Der Fronhof in Soligen vier Wochen nach dem Attentat während der 650-Jahr-Feier. Am 27. mai soll nun der Prozess gegen den tatverdächtigen Syrer beginnen.

Im Düsseldorfer Untersuchungsausschuss zum IS-Attentat in Solingen kritisieren drei hochkarätige Sachverständige das Vorgehen des Staates scharf. Die Akte zu Issa al H. belegt: Der Attentäter wurde nahezu ohne Überprüfung ins Land gelassen. 

Die Anhörung ist reine Routine. Nach seinem Asylantrag am 27. Januar 2023 erscheint der Syrer Issa al H. um neun Uhr morgens vor einem Mitarbeiter des Bundesamtes für Migration und Flüchtlinge (BAMF) in der Bielefelder Außenstelle. Ein Dolmetscher übersetzt die Fragen des Prüfers für den Asylsuchenden ins Arabische. Der BAMF-Bedienstete arbeitet einen Fragenkatalog mittels Multiple-Choice-Verfahren ab. Viele Felder bleiben offen.

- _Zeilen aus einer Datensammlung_
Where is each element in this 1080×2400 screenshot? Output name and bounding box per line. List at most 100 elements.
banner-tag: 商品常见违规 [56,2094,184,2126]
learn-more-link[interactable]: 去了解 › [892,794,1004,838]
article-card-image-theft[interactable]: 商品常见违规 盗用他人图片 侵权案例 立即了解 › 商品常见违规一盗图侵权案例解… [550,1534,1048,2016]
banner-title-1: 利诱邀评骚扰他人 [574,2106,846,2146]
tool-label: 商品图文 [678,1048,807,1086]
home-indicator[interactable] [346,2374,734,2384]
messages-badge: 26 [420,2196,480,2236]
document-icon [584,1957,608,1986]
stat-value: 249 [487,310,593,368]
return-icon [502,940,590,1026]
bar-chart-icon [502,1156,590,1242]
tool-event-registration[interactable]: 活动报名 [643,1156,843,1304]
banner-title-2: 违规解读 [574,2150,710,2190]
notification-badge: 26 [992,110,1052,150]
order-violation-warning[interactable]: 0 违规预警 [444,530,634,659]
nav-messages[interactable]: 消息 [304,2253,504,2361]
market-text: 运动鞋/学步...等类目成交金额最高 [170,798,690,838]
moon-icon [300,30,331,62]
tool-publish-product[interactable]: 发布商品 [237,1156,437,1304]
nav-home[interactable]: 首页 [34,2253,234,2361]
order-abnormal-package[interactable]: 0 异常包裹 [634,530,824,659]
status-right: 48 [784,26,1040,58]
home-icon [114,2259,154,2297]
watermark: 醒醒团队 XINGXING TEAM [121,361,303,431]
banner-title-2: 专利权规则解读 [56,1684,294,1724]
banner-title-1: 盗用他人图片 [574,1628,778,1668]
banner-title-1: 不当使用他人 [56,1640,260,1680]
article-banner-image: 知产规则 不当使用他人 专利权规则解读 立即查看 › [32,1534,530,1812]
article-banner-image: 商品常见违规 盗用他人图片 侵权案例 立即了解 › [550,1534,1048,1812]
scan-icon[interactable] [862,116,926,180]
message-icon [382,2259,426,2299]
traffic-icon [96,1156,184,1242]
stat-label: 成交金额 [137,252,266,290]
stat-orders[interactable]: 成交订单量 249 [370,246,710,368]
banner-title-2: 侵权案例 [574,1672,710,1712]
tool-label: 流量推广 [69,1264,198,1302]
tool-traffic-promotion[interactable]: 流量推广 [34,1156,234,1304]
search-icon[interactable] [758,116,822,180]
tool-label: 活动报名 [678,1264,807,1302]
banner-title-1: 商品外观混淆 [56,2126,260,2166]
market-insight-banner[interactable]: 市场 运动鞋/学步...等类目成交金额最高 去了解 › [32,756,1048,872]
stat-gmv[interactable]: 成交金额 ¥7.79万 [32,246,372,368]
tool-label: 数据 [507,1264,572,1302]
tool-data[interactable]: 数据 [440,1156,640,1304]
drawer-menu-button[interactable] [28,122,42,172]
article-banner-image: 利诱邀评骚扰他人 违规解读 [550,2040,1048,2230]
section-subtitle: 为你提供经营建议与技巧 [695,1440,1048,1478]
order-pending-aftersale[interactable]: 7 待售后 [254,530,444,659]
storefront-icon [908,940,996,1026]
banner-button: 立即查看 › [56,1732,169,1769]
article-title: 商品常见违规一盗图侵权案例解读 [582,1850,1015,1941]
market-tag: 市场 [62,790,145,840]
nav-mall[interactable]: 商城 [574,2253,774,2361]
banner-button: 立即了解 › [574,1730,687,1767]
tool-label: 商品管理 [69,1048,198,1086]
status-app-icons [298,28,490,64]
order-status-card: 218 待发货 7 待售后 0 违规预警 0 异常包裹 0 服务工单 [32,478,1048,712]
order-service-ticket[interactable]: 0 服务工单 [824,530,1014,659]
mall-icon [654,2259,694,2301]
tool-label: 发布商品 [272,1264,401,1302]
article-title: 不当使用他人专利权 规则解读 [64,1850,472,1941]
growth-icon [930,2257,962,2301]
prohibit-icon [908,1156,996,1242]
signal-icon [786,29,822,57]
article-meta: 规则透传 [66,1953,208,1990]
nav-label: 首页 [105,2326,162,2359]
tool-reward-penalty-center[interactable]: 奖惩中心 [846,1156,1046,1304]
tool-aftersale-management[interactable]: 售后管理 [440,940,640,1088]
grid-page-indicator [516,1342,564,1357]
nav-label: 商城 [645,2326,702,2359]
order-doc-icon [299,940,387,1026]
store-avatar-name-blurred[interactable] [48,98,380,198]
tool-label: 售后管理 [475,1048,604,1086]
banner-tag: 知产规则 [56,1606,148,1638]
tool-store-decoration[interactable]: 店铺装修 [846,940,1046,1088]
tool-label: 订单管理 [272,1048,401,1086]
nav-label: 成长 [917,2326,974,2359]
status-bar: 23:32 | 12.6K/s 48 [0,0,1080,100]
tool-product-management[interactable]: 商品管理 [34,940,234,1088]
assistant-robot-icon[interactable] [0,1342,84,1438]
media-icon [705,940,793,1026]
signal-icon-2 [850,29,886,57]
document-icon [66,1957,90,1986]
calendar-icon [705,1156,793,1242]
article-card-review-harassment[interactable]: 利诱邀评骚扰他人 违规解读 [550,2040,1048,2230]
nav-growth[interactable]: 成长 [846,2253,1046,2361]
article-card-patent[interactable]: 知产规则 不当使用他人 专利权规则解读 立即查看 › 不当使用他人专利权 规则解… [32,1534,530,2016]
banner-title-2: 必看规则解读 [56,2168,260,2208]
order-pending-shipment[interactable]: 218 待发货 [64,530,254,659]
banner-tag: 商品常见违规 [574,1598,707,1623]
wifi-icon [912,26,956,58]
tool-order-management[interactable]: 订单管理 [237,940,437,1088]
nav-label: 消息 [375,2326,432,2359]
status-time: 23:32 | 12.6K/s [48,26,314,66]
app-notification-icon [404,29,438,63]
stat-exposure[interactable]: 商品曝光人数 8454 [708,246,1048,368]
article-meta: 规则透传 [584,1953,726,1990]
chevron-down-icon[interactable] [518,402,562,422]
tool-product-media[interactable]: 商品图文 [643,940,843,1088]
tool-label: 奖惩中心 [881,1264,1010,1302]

- _Aufgabe_
Nenne alle Personen, die laut dem Textausschnitt über das Attentat in Solingen bei der Anhörung in der Bielefelder Außenstelle anwesend sind.

- _Lösung_
- der Syrer Issa al H.
- ein Mitarbeiter des Bundesamtes für Migration und Flüchtlinge (BAMF)
- ein Dolmetscher